### The task
Reproduce the lines of the data below unchanged, from the line containing "data-point (287, 301, 295, 309)" through the line containing "data-point (356, 397, 364, 405)", both included.

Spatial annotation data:
# # # #
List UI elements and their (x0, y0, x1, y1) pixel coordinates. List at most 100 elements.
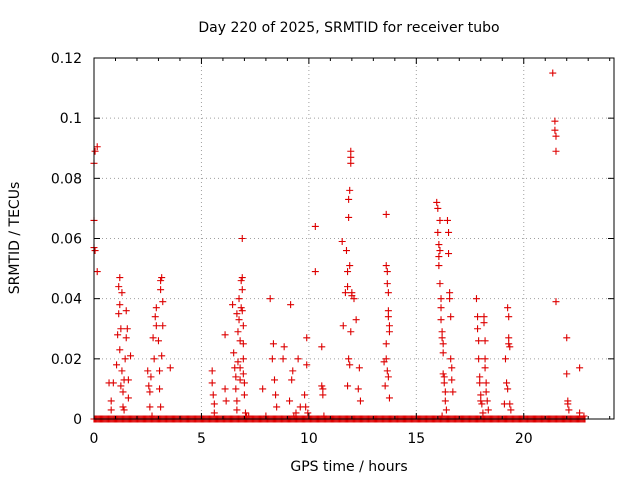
data-point (287, 301, 295, 309)
data-point (115, 283, 123, 291)
data-point (150, 355, 158, 363)
data-point (448, 376, 456, 384)
data-point (383, 367, 391, 375)
chart-title: Day 220 of 2025, SRMTID for receiver tub… (198, 20, 499, 36)
data-point (318, 343, 326, 351)
data-point (311, 268, 319, 276)
data-point (347, 147, 355, 155)
data-point (154, 337, 162, 345)
data-point (149, 334, 157, 342)
data-point (442, 406, 450, 414)
data-point (506, 343, 514, 351)
data-point (480, 313, 488, 321)
data-point (236, 337, 244, 345)
data-point (234, 358, 242, 366)
data-point (346, 361, 354, 369)
data-point (448, 364, 456, 372)
data-point (352, 316, 360, 324)
data-point (356, 397, 364, 405)
y-tick-label: 0.08 (51, 171, 82, 187)
data-point (156, 385, 164, 393)
data-point (118, 289, 126, 297)
data-point (437, 316, 445, 324)
data-point (121, 355, 129, 363)
data-point (344, 382, 352, 390)
data-point (438, 328, 446, 336)
data-point (549, 69, 557, 77)
data-point (446, 295, 454, 303)
data-point (158, 274, 166, 282)
x-tick-label: 5 (197, 431, 206, 447)
data-point (124, 376, 132, 384)
y-tick-label: 0.1 (60, 111, 82, 127)
data-point (208, 379, 216, 387)
data-point (477, 397, 485, 405)
data-point (123, 325, 131, 333)
data-point (436, 216, 444, 224)
data-point (157, 286, 165, 294)
x-tick-labels: 0 5 10 15 20 (90, 431, 533, 447)
data-point (286, 397, 294, 405)
data-point (443, 216, 451, 224)
data-point (119, 388, 127, 396)
data-point (221, 385, 229, 393)
data-point (116, 274, 124, 282)
data-point (240, 379, 248, 387)
data-point (342, 247, 350, 255)
data-point (152, 304, 160, 312)
data-point (445, 250, 453, 258)
data-point (301, 391, 309, 399)
data-point (338, 238, 346, 246)
data-point (116, 301, 124, 309)
data-point (146, 403, 154, 411)
data-point (144, 367, 152, 375)
data-point (483, 397, 491, 405)
data-point (447, 313, 455, 321)
data-point (239, 322, 247, 330)
x-axis-title: GPS time / hours (290, 459, 407, 475)
data-point (268, 355, 276, 363)
data-point (476, 373, 484, 381)
data-point (221, 331, 229, 339)
data-point (506, 400, 514, 408)
data-point (240, 391, 248, 399)
data-point (233, 310, 241, 318)
data-point (383, 268, 391, 276)
data-point (435, 241, 443, 249)
data-point (482, 379, 490, 387)
data-point (474, 325, 482, 333)
data-point (440, 373, 448, 381)
data-point (433, 198, 441, 206)
data-point (93, 268, 101, 276)
data-point (229, 301, 237, 309)
data-point (235, 295, 243, 303)
data-point (270, 376, 278, 384)
data-point (208, 367, 216, 375)
data-point (157, 277, 165, 285)
data-point (122, 307, 130, 315)
data-point (434, 204, 442, 212)
y-tick-labels: 0 0.02 0.04 0.06 0.08 0.1 0.12 (51, 51, 82, 428)
data-points (90, 69, 589, 423)
data-point (551, 126, 559, 134)
data-point (288, 376, 296, 384)
data-point (210, 409, 218, 417)
data-point (445, 228, 453, 236)
grid (94, 58, 614, 419)
data-point (233, 406, 241, 414)
data-point (355, 364, 363, 372)
data-point (119, 403, 127, 411)
data-point (152, 322, 160, 330)
data-point (474, 313, 482, 321)
data-point (238, 286, 246, 294)
data-point (209, 391, 217, 399)
data-point (382, 210, 390, 218)
data-point (346, 262, 354, 270)
data-point (233, 397, 241, 405)
data-point (501, 355, 509, 363)
data-point (385, 322, 393, 330)
data-point (576, 409, 584, 417)
y-tick-label: 0 (73, 412, 82, 428)
data-point (238, 235, 246, 242)
data-point (236, 376, 244, 384)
# # # #
### Completed task
data-point (287, 301, 295, 309)
data-point (115, 283, 123, 291)
data-point (150, 355, 158, 363)
data-point (448, 376, 456, 384)
data-point (383, 367, 391, 375)
chart-title: Day 220 of 2025, SRMTID for receiver tub… (198, 20, 499, 36)
data-point (318, 343, 326, 351)
data-point (311, 268, 319, 276)
data-point (347, 147, 355, 155)
data-point (154, 337, 162, 345)
data-point (149, 334, 157, 342)
data-point (442, 406, 450, 414)
data-point (506, 343, 514, 351)
data-point (480, 313, 488, 321)
data-point (236, 337, 244, 345)
data-point (234, 358, 242, 366)
data-point (346, 361, 354, 369)
data-point (448, 364, 456, 372)
data-point (352, 316, 360, 324)
data-point (356, 397, 364, 405)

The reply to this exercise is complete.